Directions:
Check every line below for the word "Lättdryck" and copy the ones that have it.
++++++++
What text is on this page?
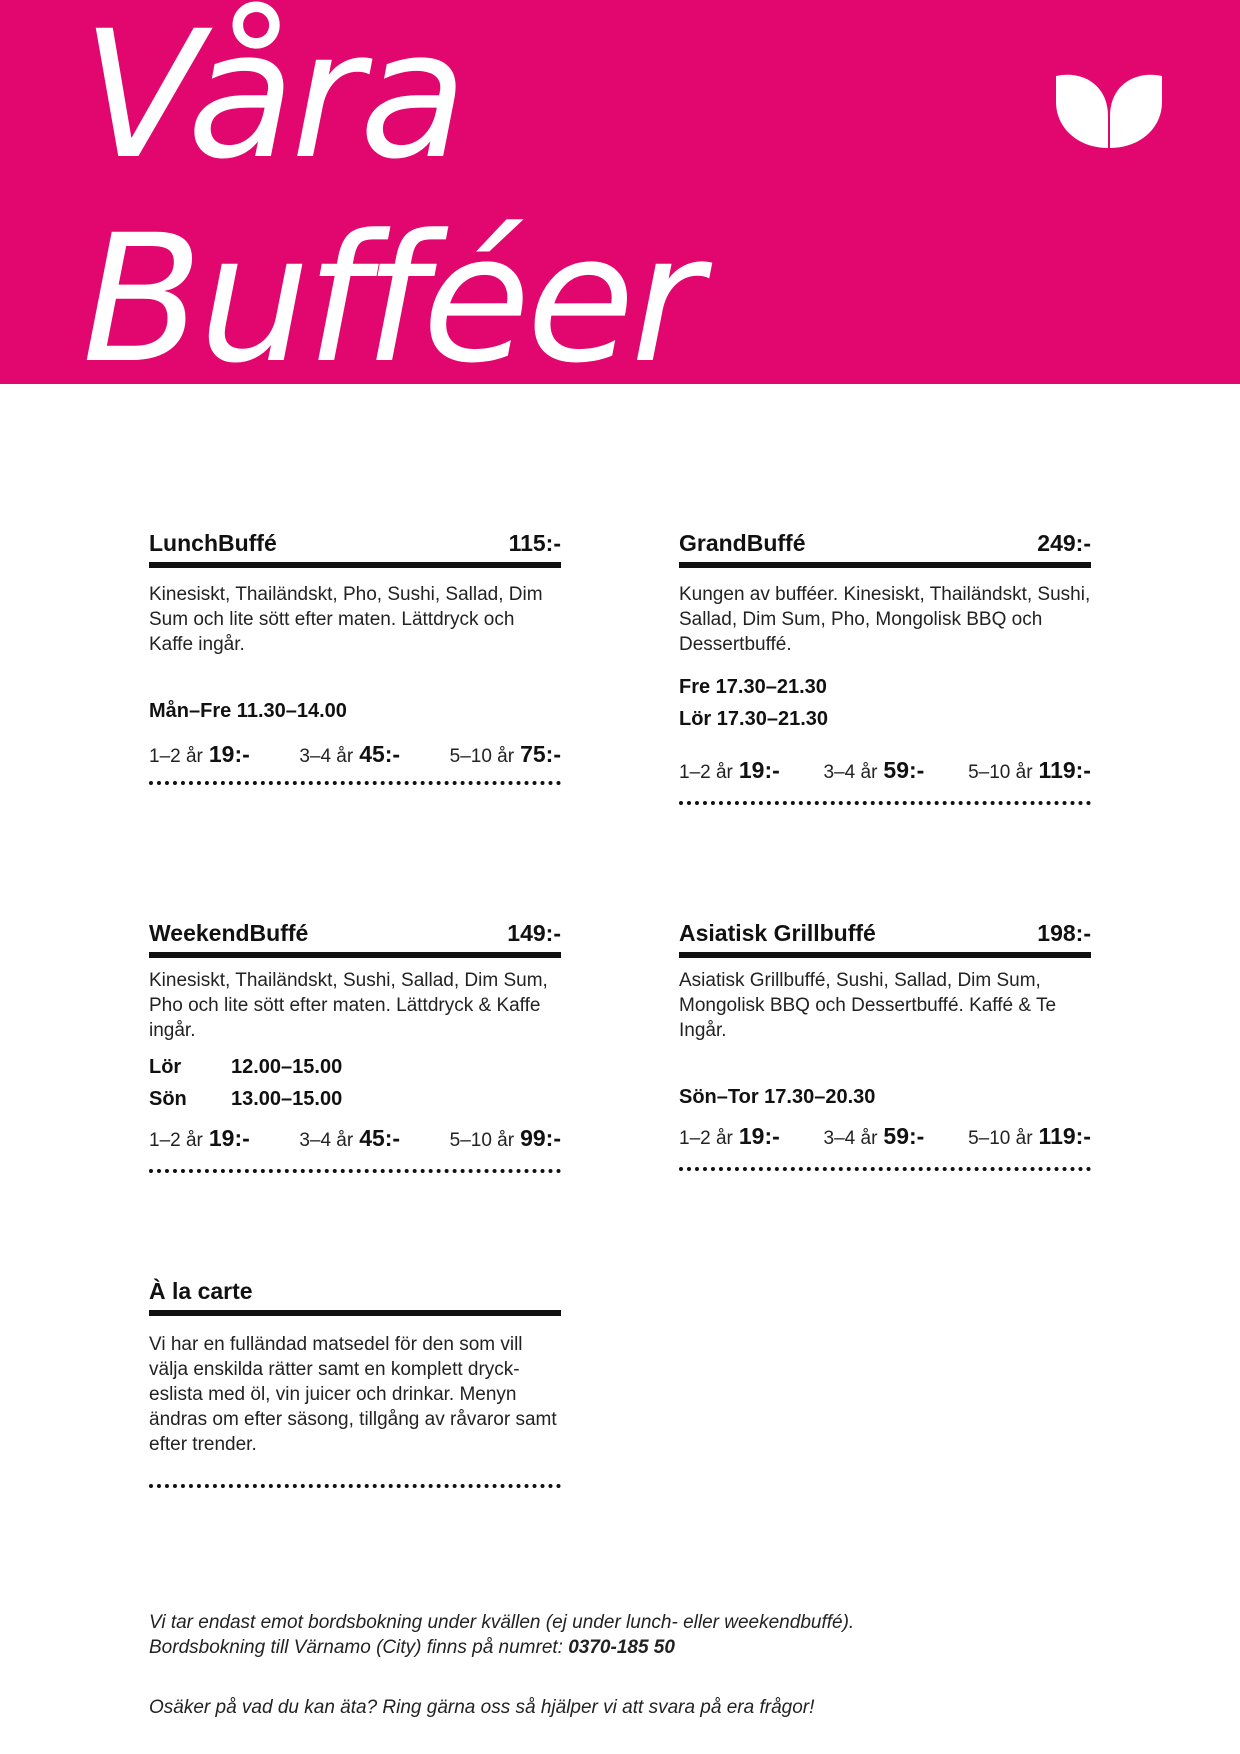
Våra
Bufféer
LunchBuffé	115:-

Kinesiskt, Thailändskt, Pho, Sushi, Sallad, Dim Sum och lite sött efter maten. Lättdryck och Kaffe ingår.

Mån–Fre 11.30–14.00

1–2 år 19:-	3–4 år 45:-	5–10 år 75:-
GrandBuffé	249:-

Kungen av bufféer. Kinesiskt, Thailändskt, Sushi, Sallad, Dim Sum, Pho, Mongolisk BBQ och Dessertbuffé.

Fre 17.30–21.30

Lör 17.30–21.30

1–2 år 19:- 3–4 år 59:- 5–10 år 119:-
WeekendBuffé	149:-

Kinesiskt, Thailändskt, Sushi, Sallad, Dim Sum, Pho och lite sött efter maten. Lättdryck & Kaffe ingår.

Lör 12.00–15.00

Sön 13.00–15.00

1–2 år 19:-	3–4 år 45:-	5–10 år 99:-
Asiatisk Grillbuffé	198:-

Asiatisk Grillbuffé, Sushi, Sallad, Dim Sum, Mongolisk BBQ och Dessertbuffé. Kaffé & Te Ingår.

Sön–Tor 17.30–20.30

1–2 år 19:- 3–4 år 59:- 5–10 år 119:-
À la carte

Vi har en fulländad matsedel för den som vill välja enskilda rätter samt en komplett dryck-eslista med öl, vin juicer och drinkar. Menyn ändras om efter säsong, tillgång av råvaror samt efter trender.

Vi tar endast emot bordsbokning under kvällen (ej under lunch- eller weekendbuffé).
Bordsbokning till Värnamo (City) finns på numret: 0370-185 50
Osäker på vad du kan äta? Ring gärna oss så hjälper vi att svara på era frågor!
++++++++
Reply:
Kinesiskt, Thailändskt, Pho, Sushi, Sallad, Dim Sum och lite sött efter maten. Lättdryck och Kaffe ingår.
Kinesiskt, Thailändskt, Sushi, Sallad, Dim Sum, Pho och lite sött efter maten. Lättdryck & Kaffe ingår.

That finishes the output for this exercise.